**REQUIRED TASK:** Return all lines that include the string "prórroga".

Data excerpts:
__________
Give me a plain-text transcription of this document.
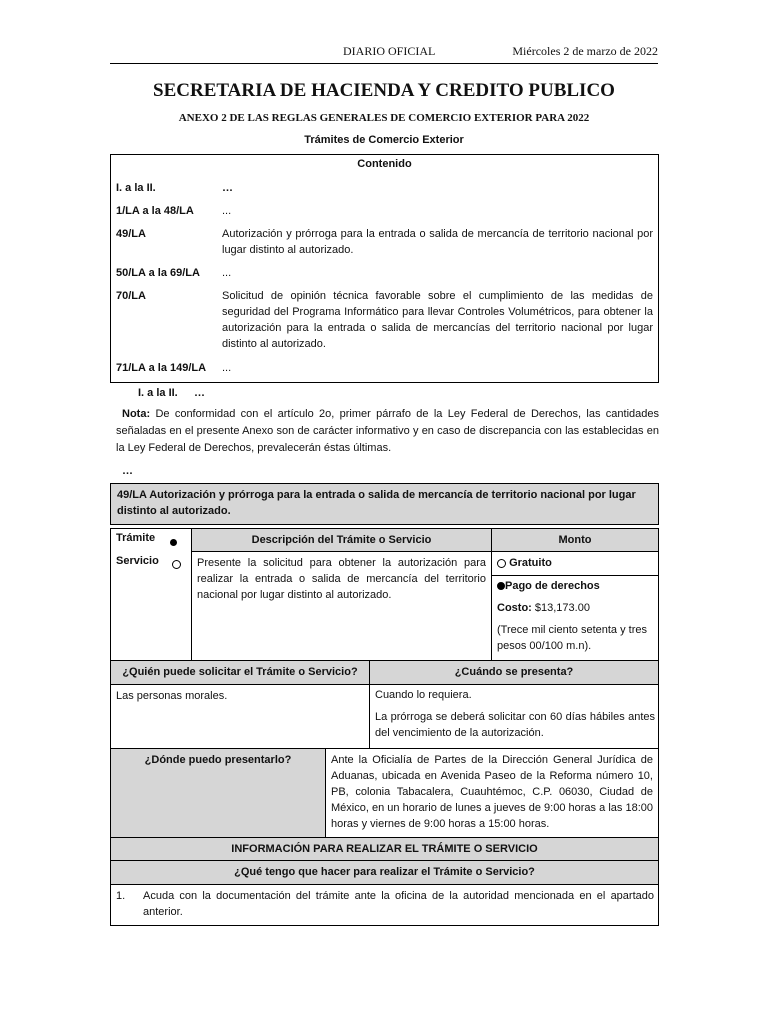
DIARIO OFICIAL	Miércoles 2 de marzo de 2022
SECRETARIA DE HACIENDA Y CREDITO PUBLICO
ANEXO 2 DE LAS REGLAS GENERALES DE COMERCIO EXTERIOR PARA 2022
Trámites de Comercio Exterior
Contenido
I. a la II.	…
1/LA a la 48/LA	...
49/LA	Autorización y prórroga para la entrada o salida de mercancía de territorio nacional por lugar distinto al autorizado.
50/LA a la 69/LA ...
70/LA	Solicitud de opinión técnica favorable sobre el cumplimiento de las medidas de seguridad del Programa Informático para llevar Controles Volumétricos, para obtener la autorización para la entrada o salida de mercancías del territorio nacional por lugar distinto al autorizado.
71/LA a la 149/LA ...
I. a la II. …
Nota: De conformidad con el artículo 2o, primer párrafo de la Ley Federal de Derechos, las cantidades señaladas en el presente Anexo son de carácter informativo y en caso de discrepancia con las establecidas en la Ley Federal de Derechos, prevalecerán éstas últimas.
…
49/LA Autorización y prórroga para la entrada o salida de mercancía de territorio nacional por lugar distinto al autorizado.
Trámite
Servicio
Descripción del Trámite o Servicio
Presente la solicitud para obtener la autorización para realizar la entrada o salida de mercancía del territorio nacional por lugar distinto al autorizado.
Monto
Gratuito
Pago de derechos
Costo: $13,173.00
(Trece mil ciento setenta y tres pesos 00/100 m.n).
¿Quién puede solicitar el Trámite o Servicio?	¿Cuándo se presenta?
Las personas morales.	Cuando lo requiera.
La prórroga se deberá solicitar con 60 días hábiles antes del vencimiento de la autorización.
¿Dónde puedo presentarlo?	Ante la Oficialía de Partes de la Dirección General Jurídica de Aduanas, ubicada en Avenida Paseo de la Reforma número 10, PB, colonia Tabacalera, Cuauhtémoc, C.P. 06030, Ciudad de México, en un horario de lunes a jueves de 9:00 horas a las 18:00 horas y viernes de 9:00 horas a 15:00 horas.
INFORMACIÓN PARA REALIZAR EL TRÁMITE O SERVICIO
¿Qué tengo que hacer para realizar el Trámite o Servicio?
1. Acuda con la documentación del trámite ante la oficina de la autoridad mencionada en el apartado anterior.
__________
**SOLUTION:**
49/LA	Autorización y prórroga para la entrada o salida de mercancía de territorio nacional por lugar distinto al autorizado.
49/LA Autorización y prórroga para la entrada o salida de mercancía de territorio nacional por lugar distinto al autorizado.
La prórroga se deberá solicitar con 60 días hábiles antes del vencimiento de la autorización.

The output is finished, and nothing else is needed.